Information given:

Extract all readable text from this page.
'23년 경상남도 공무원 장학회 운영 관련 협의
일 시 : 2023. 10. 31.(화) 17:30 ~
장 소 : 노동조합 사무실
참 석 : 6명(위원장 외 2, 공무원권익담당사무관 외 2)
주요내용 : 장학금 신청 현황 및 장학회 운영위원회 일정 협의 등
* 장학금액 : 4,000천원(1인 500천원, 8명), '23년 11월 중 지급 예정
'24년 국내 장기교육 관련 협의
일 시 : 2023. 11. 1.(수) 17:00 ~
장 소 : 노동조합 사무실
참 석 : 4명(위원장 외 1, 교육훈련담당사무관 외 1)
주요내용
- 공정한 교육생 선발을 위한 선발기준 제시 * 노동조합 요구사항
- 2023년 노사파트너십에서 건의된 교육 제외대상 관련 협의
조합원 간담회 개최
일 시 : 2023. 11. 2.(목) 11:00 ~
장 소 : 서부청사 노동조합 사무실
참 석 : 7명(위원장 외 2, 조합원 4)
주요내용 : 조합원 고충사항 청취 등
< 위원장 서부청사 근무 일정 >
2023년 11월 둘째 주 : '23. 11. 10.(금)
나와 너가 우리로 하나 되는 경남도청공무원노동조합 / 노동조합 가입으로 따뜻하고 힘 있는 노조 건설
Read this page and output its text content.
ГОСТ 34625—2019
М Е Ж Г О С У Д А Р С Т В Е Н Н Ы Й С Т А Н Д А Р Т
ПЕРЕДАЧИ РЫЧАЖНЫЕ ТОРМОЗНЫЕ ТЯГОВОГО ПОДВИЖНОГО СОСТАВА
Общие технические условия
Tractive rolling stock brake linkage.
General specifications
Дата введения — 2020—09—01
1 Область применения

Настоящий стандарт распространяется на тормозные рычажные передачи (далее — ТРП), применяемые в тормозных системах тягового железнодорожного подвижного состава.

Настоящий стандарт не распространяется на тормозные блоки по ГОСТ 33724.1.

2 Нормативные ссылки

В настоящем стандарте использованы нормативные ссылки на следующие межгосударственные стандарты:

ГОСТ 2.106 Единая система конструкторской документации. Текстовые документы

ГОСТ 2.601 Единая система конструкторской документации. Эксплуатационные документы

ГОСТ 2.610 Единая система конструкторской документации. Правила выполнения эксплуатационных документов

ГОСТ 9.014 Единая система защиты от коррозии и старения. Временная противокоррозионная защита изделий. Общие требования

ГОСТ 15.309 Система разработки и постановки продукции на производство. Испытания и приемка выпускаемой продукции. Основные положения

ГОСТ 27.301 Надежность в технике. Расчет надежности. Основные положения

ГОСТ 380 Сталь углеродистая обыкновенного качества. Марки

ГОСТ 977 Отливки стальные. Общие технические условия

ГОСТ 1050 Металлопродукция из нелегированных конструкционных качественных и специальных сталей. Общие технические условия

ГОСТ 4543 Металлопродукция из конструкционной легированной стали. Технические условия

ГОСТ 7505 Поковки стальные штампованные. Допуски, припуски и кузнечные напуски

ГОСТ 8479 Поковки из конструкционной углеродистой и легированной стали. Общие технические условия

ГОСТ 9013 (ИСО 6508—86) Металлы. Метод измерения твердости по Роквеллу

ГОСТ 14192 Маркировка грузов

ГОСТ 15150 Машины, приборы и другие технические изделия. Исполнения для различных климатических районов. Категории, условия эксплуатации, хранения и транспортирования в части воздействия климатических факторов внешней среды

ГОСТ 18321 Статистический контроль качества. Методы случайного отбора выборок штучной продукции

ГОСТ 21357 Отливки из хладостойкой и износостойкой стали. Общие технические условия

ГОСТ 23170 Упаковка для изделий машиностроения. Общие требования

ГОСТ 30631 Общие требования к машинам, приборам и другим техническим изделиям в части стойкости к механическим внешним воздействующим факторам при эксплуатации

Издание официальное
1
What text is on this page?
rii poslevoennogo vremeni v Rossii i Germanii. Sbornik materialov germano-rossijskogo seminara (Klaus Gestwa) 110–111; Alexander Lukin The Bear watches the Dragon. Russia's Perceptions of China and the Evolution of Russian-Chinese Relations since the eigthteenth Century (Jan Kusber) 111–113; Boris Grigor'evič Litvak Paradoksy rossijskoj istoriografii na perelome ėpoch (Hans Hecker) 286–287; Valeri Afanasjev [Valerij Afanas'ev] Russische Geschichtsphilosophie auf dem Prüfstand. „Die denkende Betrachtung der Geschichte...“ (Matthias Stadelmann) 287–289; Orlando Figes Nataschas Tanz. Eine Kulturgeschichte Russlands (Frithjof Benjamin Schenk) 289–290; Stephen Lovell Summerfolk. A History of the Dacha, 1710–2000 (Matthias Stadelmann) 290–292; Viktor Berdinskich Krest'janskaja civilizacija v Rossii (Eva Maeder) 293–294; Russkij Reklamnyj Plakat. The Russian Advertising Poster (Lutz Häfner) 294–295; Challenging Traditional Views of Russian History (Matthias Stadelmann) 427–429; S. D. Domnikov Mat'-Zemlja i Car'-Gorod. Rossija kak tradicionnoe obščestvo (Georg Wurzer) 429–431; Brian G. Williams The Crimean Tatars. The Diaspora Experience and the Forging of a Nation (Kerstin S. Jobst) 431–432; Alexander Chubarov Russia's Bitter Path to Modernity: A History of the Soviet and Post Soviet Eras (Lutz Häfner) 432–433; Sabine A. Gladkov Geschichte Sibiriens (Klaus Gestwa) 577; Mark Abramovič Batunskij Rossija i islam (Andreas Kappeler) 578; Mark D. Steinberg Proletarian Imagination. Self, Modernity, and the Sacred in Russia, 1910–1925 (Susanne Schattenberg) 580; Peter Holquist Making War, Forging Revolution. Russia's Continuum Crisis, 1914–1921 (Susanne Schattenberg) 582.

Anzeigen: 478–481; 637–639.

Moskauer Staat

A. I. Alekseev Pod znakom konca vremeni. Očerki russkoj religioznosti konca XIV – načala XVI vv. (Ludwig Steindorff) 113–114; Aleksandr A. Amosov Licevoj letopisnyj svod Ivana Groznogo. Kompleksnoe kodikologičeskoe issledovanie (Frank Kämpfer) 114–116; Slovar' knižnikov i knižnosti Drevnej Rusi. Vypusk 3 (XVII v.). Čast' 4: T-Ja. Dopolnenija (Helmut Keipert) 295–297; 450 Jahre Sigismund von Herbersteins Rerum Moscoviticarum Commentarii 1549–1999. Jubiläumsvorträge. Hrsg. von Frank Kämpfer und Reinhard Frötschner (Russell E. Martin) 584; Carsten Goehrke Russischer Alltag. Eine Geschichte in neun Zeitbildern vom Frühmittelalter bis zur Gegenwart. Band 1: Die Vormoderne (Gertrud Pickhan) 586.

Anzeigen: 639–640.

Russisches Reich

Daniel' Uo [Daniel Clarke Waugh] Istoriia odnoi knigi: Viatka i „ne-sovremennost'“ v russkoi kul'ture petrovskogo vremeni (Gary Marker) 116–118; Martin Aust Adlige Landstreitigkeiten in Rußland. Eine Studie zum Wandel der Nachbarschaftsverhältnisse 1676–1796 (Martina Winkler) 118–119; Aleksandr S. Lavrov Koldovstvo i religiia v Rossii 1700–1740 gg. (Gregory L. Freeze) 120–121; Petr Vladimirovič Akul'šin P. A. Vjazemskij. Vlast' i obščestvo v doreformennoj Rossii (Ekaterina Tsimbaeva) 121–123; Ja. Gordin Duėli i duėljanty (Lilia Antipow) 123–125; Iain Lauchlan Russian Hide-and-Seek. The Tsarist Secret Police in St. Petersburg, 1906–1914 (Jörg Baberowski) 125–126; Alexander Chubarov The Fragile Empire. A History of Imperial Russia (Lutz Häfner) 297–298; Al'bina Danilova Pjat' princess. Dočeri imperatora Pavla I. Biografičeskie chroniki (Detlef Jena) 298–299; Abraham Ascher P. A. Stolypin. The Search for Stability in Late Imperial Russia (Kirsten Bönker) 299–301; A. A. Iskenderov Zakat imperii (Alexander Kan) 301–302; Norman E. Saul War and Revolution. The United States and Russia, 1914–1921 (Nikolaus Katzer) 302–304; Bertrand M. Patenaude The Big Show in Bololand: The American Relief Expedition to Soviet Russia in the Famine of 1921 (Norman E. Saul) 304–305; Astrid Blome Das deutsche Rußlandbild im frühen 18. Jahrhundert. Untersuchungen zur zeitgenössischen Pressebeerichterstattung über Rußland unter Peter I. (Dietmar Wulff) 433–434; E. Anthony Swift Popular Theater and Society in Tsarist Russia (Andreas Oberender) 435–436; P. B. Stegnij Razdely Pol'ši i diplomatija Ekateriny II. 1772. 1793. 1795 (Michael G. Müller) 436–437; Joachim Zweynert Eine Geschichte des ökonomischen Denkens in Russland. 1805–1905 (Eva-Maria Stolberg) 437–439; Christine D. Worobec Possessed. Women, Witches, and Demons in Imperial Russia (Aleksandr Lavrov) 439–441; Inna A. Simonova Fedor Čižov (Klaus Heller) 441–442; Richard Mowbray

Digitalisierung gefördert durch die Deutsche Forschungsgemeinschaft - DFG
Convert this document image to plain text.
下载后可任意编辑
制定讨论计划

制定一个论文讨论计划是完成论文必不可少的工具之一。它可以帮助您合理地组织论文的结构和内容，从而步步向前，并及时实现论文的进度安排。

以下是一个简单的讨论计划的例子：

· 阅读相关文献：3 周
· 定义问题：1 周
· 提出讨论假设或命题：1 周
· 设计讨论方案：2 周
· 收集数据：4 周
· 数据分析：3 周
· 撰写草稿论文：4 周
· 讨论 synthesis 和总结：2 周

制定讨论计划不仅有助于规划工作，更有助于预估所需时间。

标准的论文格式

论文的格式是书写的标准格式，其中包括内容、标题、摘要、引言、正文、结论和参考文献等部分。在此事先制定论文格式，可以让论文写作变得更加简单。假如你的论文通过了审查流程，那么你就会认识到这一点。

Your objective: Copy, character for character, the lines from the line that holds "Convert this document image to plain text." through the final line of the records above.

Answer to this problem:
Convert this document image to plain text.
下载后可任意编辑
制定讨论计划

制定一个论文讨论计划是完成论文必不可少的工具之一。它可以帮助您合理地组织论文的结构和内容，从而步步向前，并及时实现论文的进度安排。

以下是一个简单的讨论计划的例子：

· 阅读相关文献：3 周
· 定义问题：1 周
· 提出讨论假设或命题：1 周
· 设计讨论方案：2 周
· 收集数据：4 周
· 数据分析：3 周
· 撰写草稿论文：4 周
· 讨论 synthesis 和总结：2 周

制定讨论计划不仅有助于规划工作，更有助于预估所需时间。

标准的论文格式

论文的格式是书写的标准格式，其中包括内容、标题、摘要、引言、正文、结论和参考文献等部分。在此事先制定论文格式，可以让论文写作变得更加简单。假如你的论文通过了审查流程，那么你就会认识到这一点。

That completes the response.